# Extracted data start
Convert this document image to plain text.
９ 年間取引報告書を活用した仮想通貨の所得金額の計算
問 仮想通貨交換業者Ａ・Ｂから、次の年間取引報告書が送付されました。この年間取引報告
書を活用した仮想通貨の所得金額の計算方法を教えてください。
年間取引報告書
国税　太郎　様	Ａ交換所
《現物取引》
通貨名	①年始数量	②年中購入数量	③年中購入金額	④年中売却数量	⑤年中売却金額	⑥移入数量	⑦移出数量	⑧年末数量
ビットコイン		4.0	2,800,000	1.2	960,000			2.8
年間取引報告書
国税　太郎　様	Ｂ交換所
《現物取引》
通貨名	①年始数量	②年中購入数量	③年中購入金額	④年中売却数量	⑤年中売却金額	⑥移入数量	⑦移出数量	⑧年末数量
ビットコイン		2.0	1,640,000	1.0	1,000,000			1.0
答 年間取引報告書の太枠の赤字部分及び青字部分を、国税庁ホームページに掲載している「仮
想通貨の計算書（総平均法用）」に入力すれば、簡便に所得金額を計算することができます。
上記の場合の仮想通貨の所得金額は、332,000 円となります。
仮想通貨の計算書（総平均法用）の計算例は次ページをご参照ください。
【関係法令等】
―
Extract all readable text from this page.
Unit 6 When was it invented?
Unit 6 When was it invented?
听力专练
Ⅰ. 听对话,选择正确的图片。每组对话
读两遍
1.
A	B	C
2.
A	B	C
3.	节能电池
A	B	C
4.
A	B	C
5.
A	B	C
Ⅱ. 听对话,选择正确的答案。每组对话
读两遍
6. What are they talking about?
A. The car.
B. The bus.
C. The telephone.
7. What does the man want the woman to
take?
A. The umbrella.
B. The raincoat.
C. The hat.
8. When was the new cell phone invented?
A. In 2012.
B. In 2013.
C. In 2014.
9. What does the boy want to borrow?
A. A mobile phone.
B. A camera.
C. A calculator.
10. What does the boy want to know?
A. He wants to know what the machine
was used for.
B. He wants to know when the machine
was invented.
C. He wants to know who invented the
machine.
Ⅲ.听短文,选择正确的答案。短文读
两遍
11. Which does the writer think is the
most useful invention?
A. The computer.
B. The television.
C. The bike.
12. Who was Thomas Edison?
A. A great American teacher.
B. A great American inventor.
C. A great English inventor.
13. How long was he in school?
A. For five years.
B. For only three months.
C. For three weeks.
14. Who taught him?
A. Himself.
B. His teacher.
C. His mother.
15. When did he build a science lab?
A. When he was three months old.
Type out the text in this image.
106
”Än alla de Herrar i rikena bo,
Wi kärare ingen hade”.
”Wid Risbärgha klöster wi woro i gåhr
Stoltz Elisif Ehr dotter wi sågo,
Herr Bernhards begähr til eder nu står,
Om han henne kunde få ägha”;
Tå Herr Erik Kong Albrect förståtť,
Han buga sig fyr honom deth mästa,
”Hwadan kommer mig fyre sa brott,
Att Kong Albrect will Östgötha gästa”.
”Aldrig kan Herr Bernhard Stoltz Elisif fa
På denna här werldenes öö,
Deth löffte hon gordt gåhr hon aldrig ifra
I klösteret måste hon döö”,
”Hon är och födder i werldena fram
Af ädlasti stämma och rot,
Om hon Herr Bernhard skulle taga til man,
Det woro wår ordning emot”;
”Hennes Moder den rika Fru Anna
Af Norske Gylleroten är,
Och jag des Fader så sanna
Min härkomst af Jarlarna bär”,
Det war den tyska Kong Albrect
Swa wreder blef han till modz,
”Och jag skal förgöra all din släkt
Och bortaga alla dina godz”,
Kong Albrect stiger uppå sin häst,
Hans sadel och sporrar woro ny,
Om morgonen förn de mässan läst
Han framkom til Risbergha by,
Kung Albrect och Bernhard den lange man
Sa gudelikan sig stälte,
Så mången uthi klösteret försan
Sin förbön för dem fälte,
# Extracted data end
_Task to carry out_
Quote the entire listing above exactly.

_Correct answer_
Convert this document image to plain text.
９ 年間取引報告書を活用した仮想通貨の所得金額の計算
問 仮想通貨交換業者Ａ・Ｂから、次の年間取引報告書が送付されました。この年間取引報告
書を活用した仮想通貨の所得金額の計算方法を教えてください。
年間取引報告書
国税　太郎　様	Ａ交換所
《現物取引》
通貨名	①年始数量	②年中購入数量	③年中購入金額	④年中売却数量	⑤年中売却金額	⑥移入数量	⑦移出数量	⑧年末数量
ビットコイン		4.0	2,800,000	1.2	960,000			2.8
年間取引報告書
国税　太郎　様	Ｂ交換所
《現物取引》
通貨名	①年始数量	②年中購入数量	③年中購入金額	④年中売却数量	⑤年中売却金額	⑥移入数量	⑦移出数量	⑧年末数量
ビットコイン		2.0	1,640,000	1.0	1,000,000			1.0
答 年間取引報告書の太枠の赤字部分及び青字部分を、国税庁ホームページに掲載している「仮
想通貨の計算書（総平均法用）」に入力すれば、簡便に所得金額を計算することができます。
上記の場合の仮想通貨の所得金額は、332,000 円となります。
仮想通貨の計算書（総平均法用）の計算例は次ページをご参照ください。
【関係法令等】
―
Extract all readable text from this page.
Unit 6 When was it invented?
Unit 6 When was it invented?
听力专练
Ⅰ. 听对话,选择正确的图片。每组对话
读两遍
1.
A	B	C
2.
A	B	C
3.	节能电池
A	B	C
4.
A	B	C
5.
A	B	C
Ⅱ. 听对话,选择正确的答案。每组对话
读两遍
6. What are they talking about?
A. The car.
B. The bus.
C. The telephone.
7. What does the man want the woman to
take?
A. The umbrella.
B. The raincoat.
C. The hat.
8. When was the new cell phone invented?
A. In 2012.
B. In 2013.
C. In 2014.
9. What does the boy want to borrow?
A. A mobile phone.
B. A camera.
C. A calculator.
10. What does the boy want to know?
A. He wants to know what the machine
was used for.
B. He wants to know when the machine
was invented.
C. He wants to know who invented the
machine.
Ⅲ.听短文,选择正确的答案。短文读
两遍
11. Which does the writer think is the
most useful invention?
A. The computer.
B. The television.
C. The bike.
12. Who was Thomas Edison?
A. A great American teacher.
B. A great American inventor.
C. A great English inventor.
13. How long was he in school?
A. For five years.
B. For only three months.
C. For three weeks.
14. Who taught him?
A. Himself.
B. His teacher.
C. His mother.
15. When did he build a science lab?
A. When he was three months old.
Type out the text in this image.
106
”Än alla de Herrar i rikena bo,
Wi kärare ingen hade”.
”Wid Risbärgha klöster wi woro i gåhr
Stoltz Elisif Ehr dotter wi sågo,
Herr Bernhards begähr til eder nu står,
Om han henne kunde få ägha”;
Tå Herr Erik Kong Albrect förståtť,
Han buga sig fyr honom deth mästa,
”Hwadan kommer mig fyre sa brott,
Att Kong Albrect will Östgötha gästa”.
”Aldrig kan Herr Bernhard Stoltz Elisif fa
På denna här werldenes öö,
Deth löffte hon gordt gåhr hon aldrig ifra
I klösteret måste hon döö”,
”Hon är och födder i werldena fram
Af ädlasti stämma och rot,
Om hon Herr Bernhard skulle taga til man,
Det woro wår ordning emot”;
”Hennes Moder den rika Fru Anna
Af Norske Gylleroten är,
Och jag des Fader så sanna
Min härkomst af Jarlarna bär”,
Det war den tyska Kong Albrect
Swa wreder blef han till modz,
”Och jag skal förgöra all din släkt
Och bortaga alla dina godz”,
Kong Albrect stiger uppå sin häst,
Hans sadel och sporrar woro ny,
Om morgonen förn de mässan läst
Han framkom til Risbergha by,
Kung Albrect och Bernhard den lange man
Sa gudelikan sig stälte,
Så mången uthi klösteret försan
Sin förbön för dem fälte,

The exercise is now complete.